------ Material for this task ------

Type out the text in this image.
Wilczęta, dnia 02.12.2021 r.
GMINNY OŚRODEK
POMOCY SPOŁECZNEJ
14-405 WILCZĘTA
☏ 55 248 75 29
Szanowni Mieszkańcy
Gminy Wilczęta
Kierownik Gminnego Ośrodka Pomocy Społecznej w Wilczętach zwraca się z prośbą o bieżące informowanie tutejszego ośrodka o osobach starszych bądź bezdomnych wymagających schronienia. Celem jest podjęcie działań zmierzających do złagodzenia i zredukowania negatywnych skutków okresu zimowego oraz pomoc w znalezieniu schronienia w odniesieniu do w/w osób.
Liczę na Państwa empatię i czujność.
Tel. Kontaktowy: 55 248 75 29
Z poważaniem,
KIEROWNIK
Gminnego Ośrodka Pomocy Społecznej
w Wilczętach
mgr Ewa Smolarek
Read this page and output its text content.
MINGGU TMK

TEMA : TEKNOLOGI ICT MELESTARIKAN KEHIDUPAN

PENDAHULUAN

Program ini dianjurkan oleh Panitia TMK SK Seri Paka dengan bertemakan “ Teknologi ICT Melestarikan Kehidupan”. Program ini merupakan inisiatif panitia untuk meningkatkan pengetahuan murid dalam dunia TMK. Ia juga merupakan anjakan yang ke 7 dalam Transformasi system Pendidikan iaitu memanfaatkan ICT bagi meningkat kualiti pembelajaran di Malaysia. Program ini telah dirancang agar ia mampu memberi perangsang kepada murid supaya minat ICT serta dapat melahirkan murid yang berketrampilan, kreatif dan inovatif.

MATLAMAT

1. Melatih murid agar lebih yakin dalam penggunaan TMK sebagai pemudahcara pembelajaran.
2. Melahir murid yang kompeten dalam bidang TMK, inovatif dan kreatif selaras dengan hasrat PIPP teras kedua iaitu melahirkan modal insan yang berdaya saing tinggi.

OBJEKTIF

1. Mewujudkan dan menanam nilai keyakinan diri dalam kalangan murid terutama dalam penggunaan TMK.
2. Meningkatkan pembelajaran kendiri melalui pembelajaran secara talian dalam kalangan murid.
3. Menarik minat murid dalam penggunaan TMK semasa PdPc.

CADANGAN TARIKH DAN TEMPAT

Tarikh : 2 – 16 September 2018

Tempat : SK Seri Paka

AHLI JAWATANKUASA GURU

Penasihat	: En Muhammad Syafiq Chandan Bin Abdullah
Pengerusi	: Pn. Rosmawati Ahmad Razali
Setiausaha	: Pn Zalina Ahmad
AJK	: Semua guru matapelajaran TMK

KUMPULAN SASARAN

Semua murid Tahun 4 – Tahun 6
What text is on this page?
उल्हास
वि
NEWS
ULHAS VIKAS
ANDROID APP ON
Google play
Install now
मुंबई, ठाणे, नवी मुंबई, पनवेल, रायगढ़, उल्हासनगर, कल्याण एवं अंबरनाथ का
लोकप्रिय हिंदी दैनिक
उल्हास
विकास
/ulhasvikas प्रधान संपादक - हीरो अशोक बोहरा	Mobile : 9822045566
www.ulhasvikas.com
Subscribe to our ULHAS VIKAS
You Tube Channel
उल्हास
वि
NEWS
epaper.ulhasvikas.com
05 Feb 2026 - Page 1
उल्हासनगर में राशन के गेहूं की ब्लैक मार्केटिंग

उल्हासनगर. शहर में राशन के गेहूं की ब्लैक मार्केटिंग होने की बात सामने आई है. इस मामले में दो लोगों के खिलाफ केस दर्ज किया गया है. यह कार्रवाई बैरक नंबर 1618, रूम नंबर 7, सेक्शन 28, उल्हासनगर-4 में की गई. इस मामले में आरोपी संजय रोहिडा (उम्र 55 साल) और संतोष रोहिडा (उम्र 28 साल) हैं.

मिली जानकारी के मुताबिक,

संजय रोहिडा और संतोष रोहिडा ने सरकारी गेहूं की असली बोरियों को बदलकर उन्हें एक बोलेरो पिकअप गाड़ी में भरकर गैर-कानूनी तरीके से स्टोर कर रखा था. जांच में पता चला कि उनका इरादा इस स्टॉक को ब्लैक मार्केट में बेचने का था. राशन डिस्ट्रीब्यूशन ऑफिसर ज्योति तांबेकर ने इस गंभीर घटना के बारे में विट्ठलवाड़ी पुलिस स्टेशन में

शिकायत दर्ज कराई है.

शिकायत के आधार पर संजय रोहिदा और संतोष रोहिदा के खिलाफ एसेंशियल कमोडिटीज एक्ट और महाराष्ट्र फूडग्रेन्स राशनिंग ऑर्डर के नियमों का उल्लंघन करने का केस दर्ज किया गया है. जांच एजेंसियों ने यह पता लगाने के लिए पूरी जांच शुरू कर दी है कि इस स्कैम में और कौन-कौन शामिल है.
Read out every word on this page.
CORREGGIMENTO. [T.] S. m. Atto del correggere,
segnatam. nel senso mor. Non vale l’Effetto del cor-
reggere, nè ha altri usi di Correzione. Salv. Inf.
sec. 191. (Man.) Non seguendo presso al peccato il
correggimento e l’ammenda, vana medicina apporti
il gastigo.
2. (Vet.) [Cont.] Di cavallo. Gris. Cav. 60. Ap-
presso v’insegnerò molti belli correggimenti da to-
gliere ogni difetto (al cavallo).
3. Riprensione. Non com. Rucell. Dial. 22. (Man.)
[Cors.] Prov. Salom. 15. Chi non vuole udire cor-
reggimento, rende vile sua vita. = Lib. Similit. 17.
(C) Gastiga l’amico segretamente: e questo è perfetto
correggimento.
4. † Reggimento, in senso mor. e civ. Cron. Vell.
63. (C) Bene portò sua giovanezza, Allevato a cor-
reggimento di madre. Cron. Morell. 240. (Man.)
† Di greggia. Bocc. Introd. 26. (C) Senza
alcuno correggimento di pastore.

------

### Problem description
Looking at the records above, say how many lines hold the string "ulhasvikas". Write nothing but the number.

### Task solution
3